→ **Material to process**:
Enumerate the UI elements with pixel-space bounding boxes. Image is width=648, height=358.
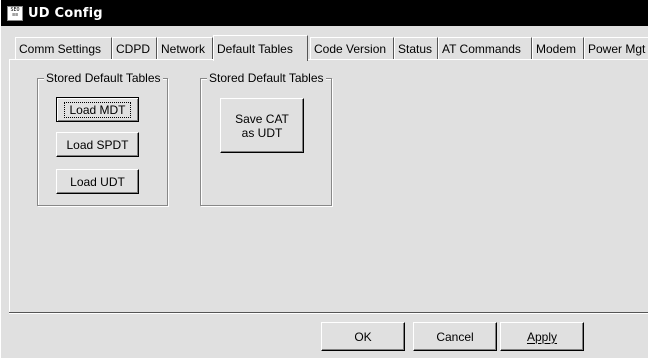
- app-icon: SEO ≡≡: [7, 5, 23, 21]
- tab-strip: Comm Settings CDPD Network Default Table…: [15, 35, 648, 61]
- ok-label: OK: [354, 329, 372, 344]
- ok-button[interactable]: OK: [321, 322, 405, 351]
- tab-label: Code Version: [314, 42, 387, 56]
- tab-label: Network: [161, 42, 206, 56]
- tab-comm-settings[interactable]: Comm Settings: [15, 37, 112, 59]
- tab-network[interactable]: Network: [157, 37, 213, 59]
- apply-label: Apply: [526, 329, 558, 344]
- load-udt-label: Load UDT: [70, 174, 125, 189]
- footer-separator: [9, 312, 648, 314]
- save-cat-label: Save CAT as UDT: [235, 111, 289, 140]
- tab-label: Default Tables: [217, 42, 293, 56]
- group-label: Stored Default Tables: [207, 71, 326, 85]
- tab-code-version[interactable]: Code Version: [310, 37, 394, 59]
- title-bar[interactable]: SEO ≡≡ UD Config: [1, 0, 648, 26]
- tab-power-mgt[interactable]: Power Mgt: [584, 37, 648, 59]
- load-spdt-button[interactable]: Load SPDT: [56, 132, 139, 157]
- tab-default-tables[interactable]: Default Tables: [213, 35, 308, 61]
- cancel-label: Cancel: [436, 329, 474, 344]
- load-udt-button[interactable]: Load UDT: [56, 169, 139, 194]
- tab-status[interactable]: Status: [394, 37, 438, 59]
- load-mdt-label: Load MDT: [64, 101, 131, 118]
- tab-label: Power Mgt: [588, 42, 646, 56]
- window-title: UD Config: [28, 5, 103, 21]
- tab-label: AT Commands: [442, 42, 521, 56]
- group-label: Stored Default Tables: [44, 71, 163, 85]
- tab-at-commands[interactable]: AT Commands: [438, 37, 532, 59]
- ud-config-window: SEO ≡≡ UD Config Comm Settings CDPD Netw…: [0, 0, 648, 358]
- app-icon-glyph-bottom: ≡≡: [11, 12, 19, 18]
- tab-cdpd[interactable]: CDPD: [112, 37, 157, 59]
- apply-button[interactable]: Apply: [500, 322, 584, 351]
- tab-label: CDPD: [116, 42, 151, 56]
- load-mdt-button[interactable]: Load MDT: [56, 97, 139, 122]
- save-cat-as-udt-button[interactable]: Save CAT as UDT: [220, 98, 304, 153]
- load-spdt-label: Load SPDT: [66, 137, 129, 152]
- tab-label: Status: [398, 42, 433, 56]
- tab-label: Comm Settings: [19, 42, 102, 56]
- cancel-button[interactable]: Cancel: [413, 322, 497, 351]
- tab-modem[interactable]: Modem: [532, 37, 584, 59]
- tab-label: Modem: [536, 42, 577, 56]
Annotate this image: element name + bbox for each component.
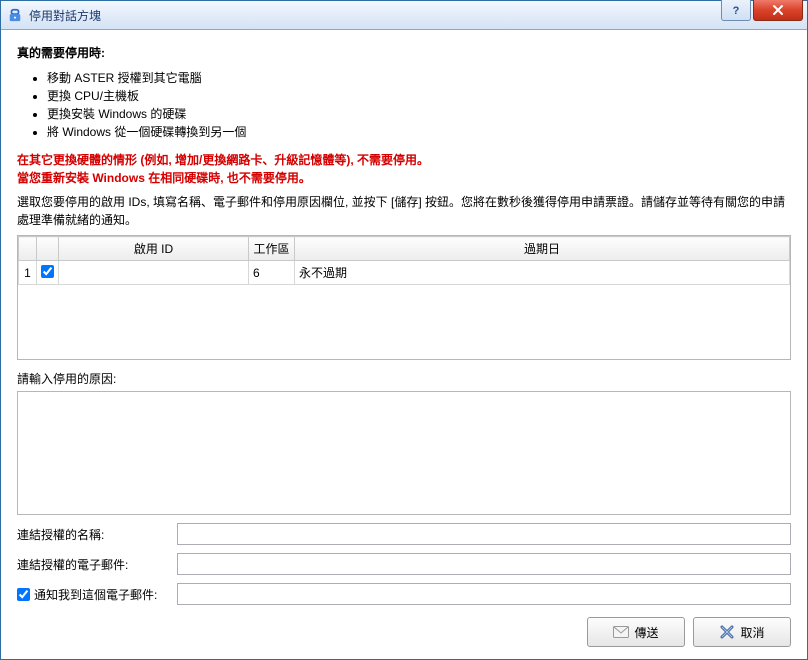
title-bar: 停用對話方塊 ? [1, 1, 807, 30]
col-header-num [19, 237, 37, 261]
window-title: 停用對話方塊 [29, 7, 101, 24]
email-label: 連結授權的電子郵件: [17, 556, 177, 573]
instructions-text: 選取您要停用的啟用 IDs, 填寫名稱、電子郵件和停用原因欄位, 並按下 [儲存… [17, 193, 791, 229]
bullet-item: 移動 ASTER 授權到其它電腦 [47, 69, 791, 87]
send-button[interactable]: 傳送 [587, 617, 685, 647]
activation-table: 啟用 ID 工作區 過期日 1 6 永不過期 [17, 235, 791, 360]
row-workspace: 6 [249, 261, 295, 285]
row-number: 1 [19, 261, 37, 285]
bullet-list: 移動 ASTER 授權到其它電腦 更換 CPU/主機板 更換安裝 Windows… [47, 69, 791, 141]
notify-label: 通知我到這個電子郵件: [34, 586, 157, 603]
name-label: 連結授權的名稱: [17, 526, 177, 543]
col-header-exp: 過期日 [295, 237, 790, 261]
mail-icon [613, 624, 629, 640]
close-button[interactable] [753, 0, 803, 21]
bullet-item: 更換 CPU/主機板 [47, 87, 791, 105]
reason-label: 請輸入停用的原因: [17, 370, 791, 387]
col-header-ws: 工作區 [249, 237, 295, 261]
heading: 真的需要停用時: [17, 44, 791, 61]
row-expiry: 永不過期 [295, 261, 790, 285]
col-header-id: 啟用 ID [59, 237, 249, 261]
cancel-icon [719, 624, 735, 640]
dialog-window: 停用對話方塊 ? 真的需要停用時: 移動 ASTER 授權到其它電腦 更換 CP… [0, 0, 808, 660]
bullet-item: 將 Windows 從一個硬碟轉換到另一個 [47, 123, 791, 141]
warning-text: 在其它更換硬體的情形 (例如, 增加/更換網路卡、升級記憶體等), 不需要停用。… [17, 151, 791, 187]
cancel-button[interactable]: 取消 [693, 617, 791, 647]
name-input[interactable] [177, 523, 791, 545]
dialog-content: 真的需要停用時: 移動 ASTER 授權到其它電腦 更換 CPU/主機板 更換安… [1, 30, 807, 659]
row-checkbox[interactable] [41, 265, 54, 278]
email-input[interactable] [177, 553, 791, 575]
app-icon [7, 7, 23, 23]
col-header-check [37, 237, 59, 261]
svg-text:?: ? [733, 5, 740, 16]
row-activation-id [59, 261, 249, 285]
reason-textarea[interactable] [17, 391, 791, 515]
bullet-item: 更換安裝 Windows 的硬碟 [47, 105, 791, 123]
notify-checkbox[interactable] [17, 588, 30, 601]
table-row: 1 6 永不過期 [19, 261, 790, 285]
notify-email-input[interactable] [177, 583, 791, 605]
help-button[interactable]: ? [721, 0, 751, 21]
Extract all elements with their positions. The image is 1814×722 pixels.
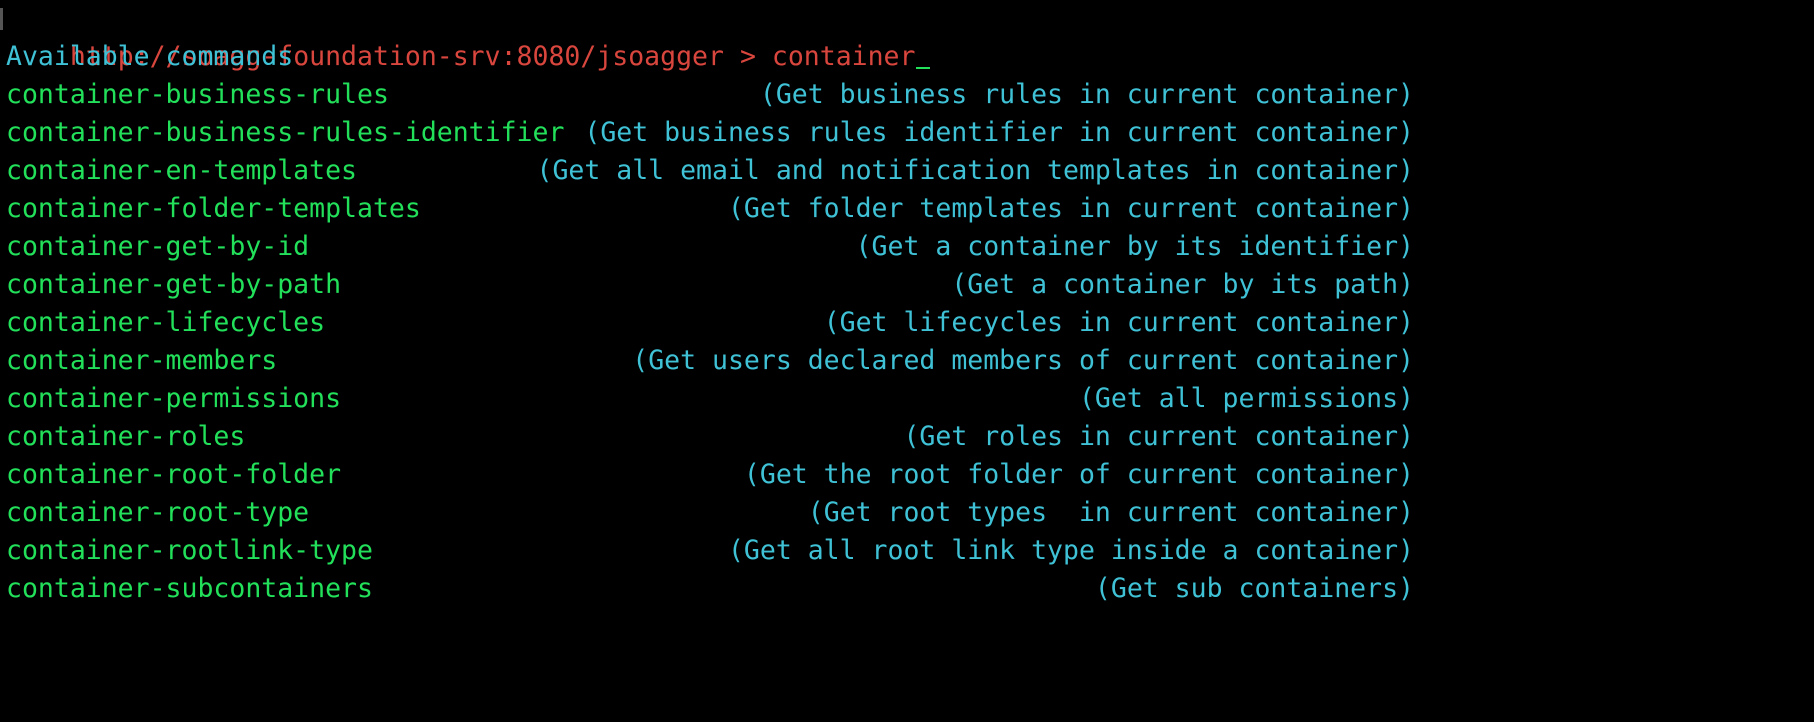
command-description: (Get business rules in current container…	[759, 79, 1414, 110]
command-row[interactable]: container-folder-templates (Get folder t…	[6, 190, 1806, 228]
command-name[interactable]: container-root-type	[6, 494, 309, 532]
command-row[interactable]: container-members (Get users declared me…	[6, 342, 1806, 380]
command-name[interactable]: container-root-folder	[6, 456, 341, 494]
command-name[interactable]: container-subcontainers	[6, 570, 373, 608]
command-description: (Get a container by its path)	[951, 269, 1414, 300]
command-row[interactable]: container-permissions (Get all permissio…	[6, 380, 1806, 418]
command-name[interactable]: container-permissions	[6, 380, 341, 418]
command-description: (Get the root folder of current containe…	[743, 459, 1414, 490]
command-description: (Get all root link type inside a contain…	[727, 535, 1414, 566]
command-description: (Get all email and notification template…	[536, 155, 1415, 186]
command-row[interactable]: container-get-by-path (Get a container b…	[6, 266, 1806, 304]
command-description: (Get all permissions)	[1078, 383, 1414, 414]
command-name[interactable]: container-roles	[6, 418, 245, 456]
prompt-line[interactable]: http://soagg-foundation-srv:8080/jsoagge…	[0, 0, 1806, 72]
command-name[interactable]: container-business-rules-identifier	[6, 114, 564, 152]
command-row[interactable]: container-subcontainers (Get sub contain…	[6, 570, 1806, 608]
command-description: (Get a container by its identifier)	[855, 231, 1414, 262]
command-name[interactable]: container-get-by-id	[6, 228, 309, 266]
command-name[interactable]: container-lifecycles	[6, 304, 325, 342]
command-name[interactable]: container-get-by-path	[6, 266, 341, 304]
command-description: (Get business rules identifier in curren…	[584, 117, 1414, 148]
command-name[interactable]: container-en-templates	[6, 152, 357, 190]
command-description: (Get sub containers)	[1094, 573, 1414, 604]
command-name[interactable]: container-folder-templates	[6, 190, 421, 228]
terminal-window[interactable]: http://soagg-foundation-srv:8080/jsoagge…	[0, 0, 1806, 644]
command-description: (Get folder templates in current contain…	[727, 193, 1414, 224]
command-row[interactable]: container-rootlink-type (Get all root li…	[6, 532, 1806, 570]
command-description: (Get users declared members of current c…	[632, 345, 1414, 376]
command-list: container-business-rules (Get business r…	[6, 76, 1806, 608]
command-row[interactable]: container-roles (Get roles in current co…	[6, 418, 1806, 456]
command-row[interactable]: container-business-rules-identifier (Get…	[6, 114, 1806, 152]
command-row[interactable]: container-lifecycles (Get lifecycles in …	[6, 304, 1806, 342]
command-row[interactable]: container-get-by-id (Get a container by …	[6, 228, 1806, 266]
line-marker	[0, 8, 3, 30]
command-description: (Get root types in current container)	[807, 497, 1414, 528]
command-name[interactable]: container-rootlink-type	[6, 532, 373, 570]
command-row[interactable]: container-en-templates (Get all email an…	[6, 152, 1806, 190]
command-row[interactable]: container-business-rules (Get business r…	[6, 76, 1806, 114]
command-name[interactable]: container-business-rules	[6, 76, 389, 114]
command-row[interactable]: container-root-folder (Get the root fold…	[6, 456, 1806, 494]
command-description: (Get roles in current container)	[903, 421, 1414, 452]
available-commands-heading: Available commands	[6, 41, 294, 72]
command-name[interactable]: container-members	[6, 342, 277, 380]
command-description: (Get lifecycles in current container)	[823, 307, 1414, 338]
command-row[interactable]: container-root-type (Get root types in c…	[6, 494, 1806, 532]
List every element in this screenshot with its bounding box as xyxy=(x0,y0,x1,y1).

→ **Aim**: Repeat the rows between the line holding "command-description: (Get business rules in" and the line holding "456, 341, 494]", inclusive, word for word.

→ **Solved problem**:
command-description: (Get business rules in current container…	[759, 79, 1414, 110]
command-row[interactable]: container-folder-templates (Get folder t…	[6, 190, 1806, 228]
command-name[interactable]: container-root-type	[6, 494, 309, 532]
command-row[interactable]: container-members (Get users declared me…	[6, 342, 1806, 380]
command-name[interactable]: container-root-folder	[6, 456, 341, 494]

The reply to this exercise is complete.